>> begin Material supplied
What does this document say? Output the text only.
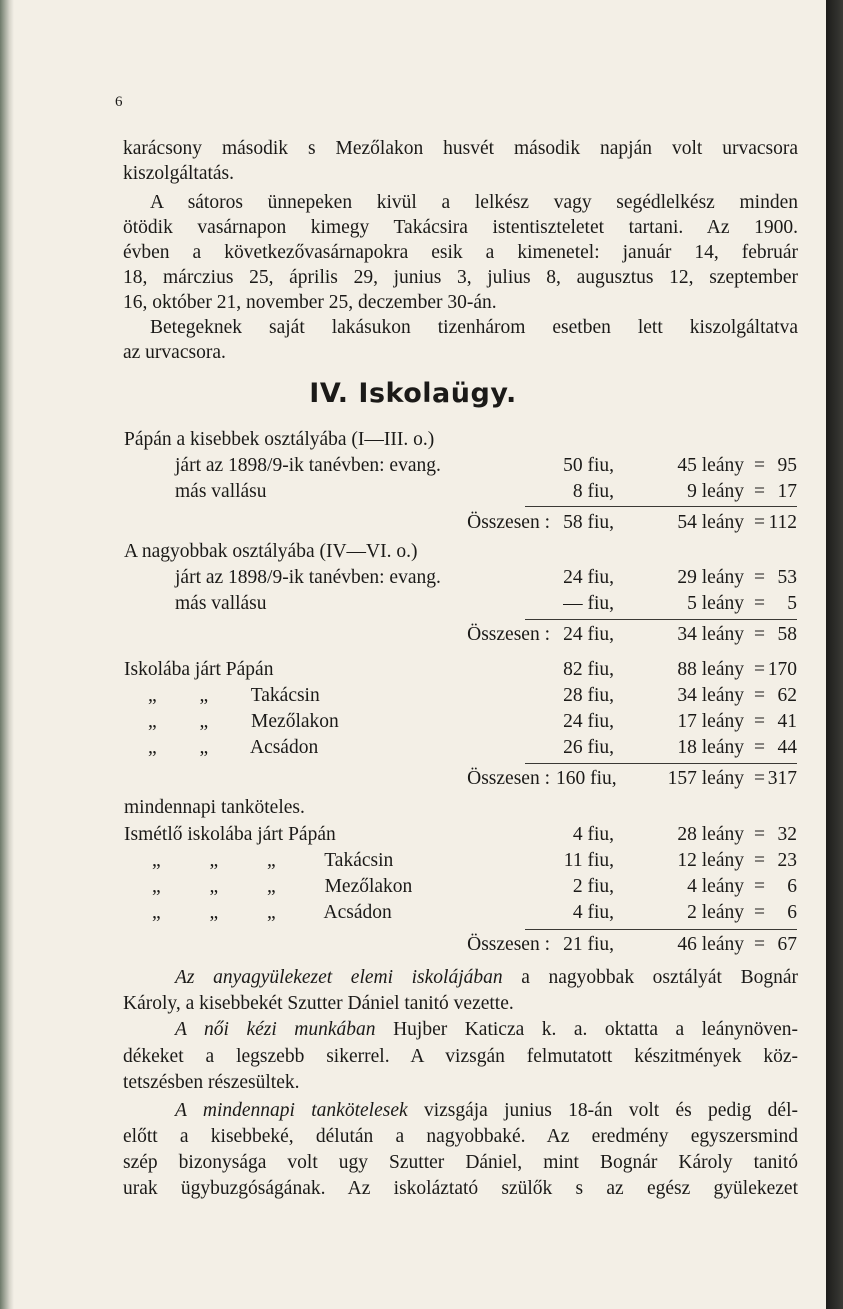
6
karácsony második s Mezőlakon husvét második napján volt urvacsora
kiszolgáltatás.
A sátoros ünnepeken kivül a lelkész vagy segédlelkész minden
ötödik vasárnapon kimegy Takácsira istentiszteletet tartani. Az 1900.
évben a következővasárnapokra esik a kimenetel: január 14, február
18, márczius 25, április 29, junius 3, julius 8, augusztus 12, szeptember
16, október 21, november 25, deczember 30-án.
Betegeknek saját lakásukon tizenhárom esetben lett kiszolgáltatva
az urvacsora.
IV. Iskolaügy.
Pápán a kisebbek osztályába (I—III. o.)
járt az 1898/9-ik tanévben: evang.	50 fiu,	45 leány = 95
más vallásu	8 fiu,	9 leány = 17
Összesen : 58 fiu,	54 leány = 112
A nagyobbak osztályába (IV—VI. o.)
járt az 1898/9-ik tanévben: evang.	24 fiu,	29 leány = 53
más vallásu	— fiu,	5 leány =	5
Összesen : 24 fiu,	34 leány = 58
Iskolába járt Pápán	82 fiu,	88 leány = 170
„ „ Takácsin	28 fiu,	34 leány = 62
„ „ Mezőlakon	24 fiu,	17 leány = 41
„ „ Acsádon	26 fiu,	18 leány = 44
Összesen : 160 fiu,	157 leány = 317
mindennapi tanköteles.
Ismétlő iskolába járt Pápán	4 fiu,	28 leány = 32
„ „ „ Takácsin	11 fiu,	12 leány = 23
„ „ „ Mezőlakon	2 fiu,	4 leány =	6
„ „ „ Acsádon	4 fiu,	2 leány =	6
Összesen : 21 fiu,	46 leány = 67
Az anyagyülekezet elemi iskolájában a nagyobbak osztályát Bognár
Károly, a kisebbekét Szutter Dániel tanitó vezette.
A női kézi munkában Hujber Katicza k. a. oktatta a leánynöven-
dékeket a legszebb sikerrel. A vizsgán felmutatott készitmények köz-
tetszésben részesültek.
A mindennapi tankötelesek vizsgája junius 18-án volt és pedig dél-
előtt a kisebbeké, délután a nagyobbaké. Az eredmény egyszersmind
szép bizonysága volt ugy Szutter Dániel, mint Bognár Károly tanitó
urak ügybuzgóságának. Az iskoláztató szülők s az egész gyülekezet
>> end Material supplied
#### Your instructions:
State the number of lines above that hold the string "volt", with nothing added.

#### Exercise result:
3